§ Exercise aim
Reproduce the listing word for word, leaving every picture behind.

§ Extracted information
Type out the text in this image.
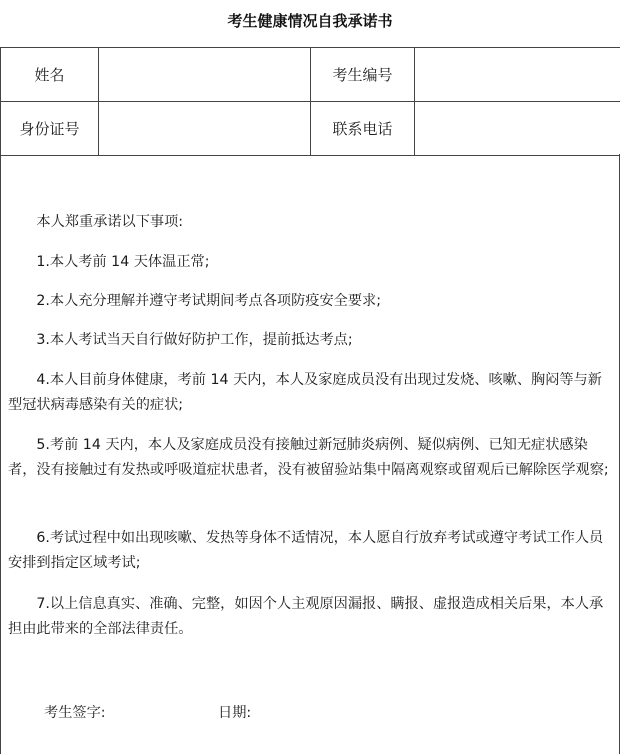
考生健康情况自我承诺书
姓名		考生编号	
身份证号		联系电话	

本人郑重承诺以下事项:

1.本人考前 14 天体温正常;

2.本人充分理解并遵守考试期间考点各项防疫安全要求;

3.本人考试当天自行做好防护工作，提前抵达考点;

4.本人目前身体健康，考前 14 天内，本人及家庭成员没有出现过发烧、咳嗽、胸闷等与新型冠状病毒感染有关的症状;

5.考前 14 天内，本人及家庭成员没有接触过新冠肺炎病例、疑似病例、已知无症状感染者，没有接触过有发热或呼吸道症状患者，没有被留验站集中隔离观察或留观后已解除医学观察;

6.考试过程中如出现咳嗽、发热等身体不适情况，本人愿自行放弃考试或遵守考试工作人员安排到指定区域考试;

7.以上信息真实、准确、完整，如因个人主观原因漏报、瞒报、虚报造成相关后果，本人承担由此带来的全部法律责任。

考生签字:	日期:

§ Solved exercise
Type out the text in this image.
考生健康情况自我承诺书
姓名		考生编号	
身份证号		联系电话	

本人郑重承诺以下事项:

1.本人考前 14 天体温正常;

2.本人充分理解并遵守考试期间考点各项防疫安全要求;

3.本人考试当天自行做好防护工作，提前抵达考点;

4.本人目前身体健康，考前 14 天内，本人及家庭成员没有出现过发烧、咳嗽、胸闷等与新型冠状病毒感染有关的症状;

5.考前 14 天内，本人及家庭成员没有接触过新冠肺炎病例、疑似病例、已知无症状感染者，没有接触过有发热或呼吸道症状患者，没有被留验站集中隔离观察或留观后已解除医学观察;

6.考试过程中如出现咳嗽、发热等身体不适情况，本人愿自行放弃考试或遵守考试工作人员安排到指定区域考试;

7.以上信息真实、准确、完整，如因个人主观原因漏报、瞒报、虚报造成相关后果，本人承担由此带来的全部法律责任。

考生签字:	日期:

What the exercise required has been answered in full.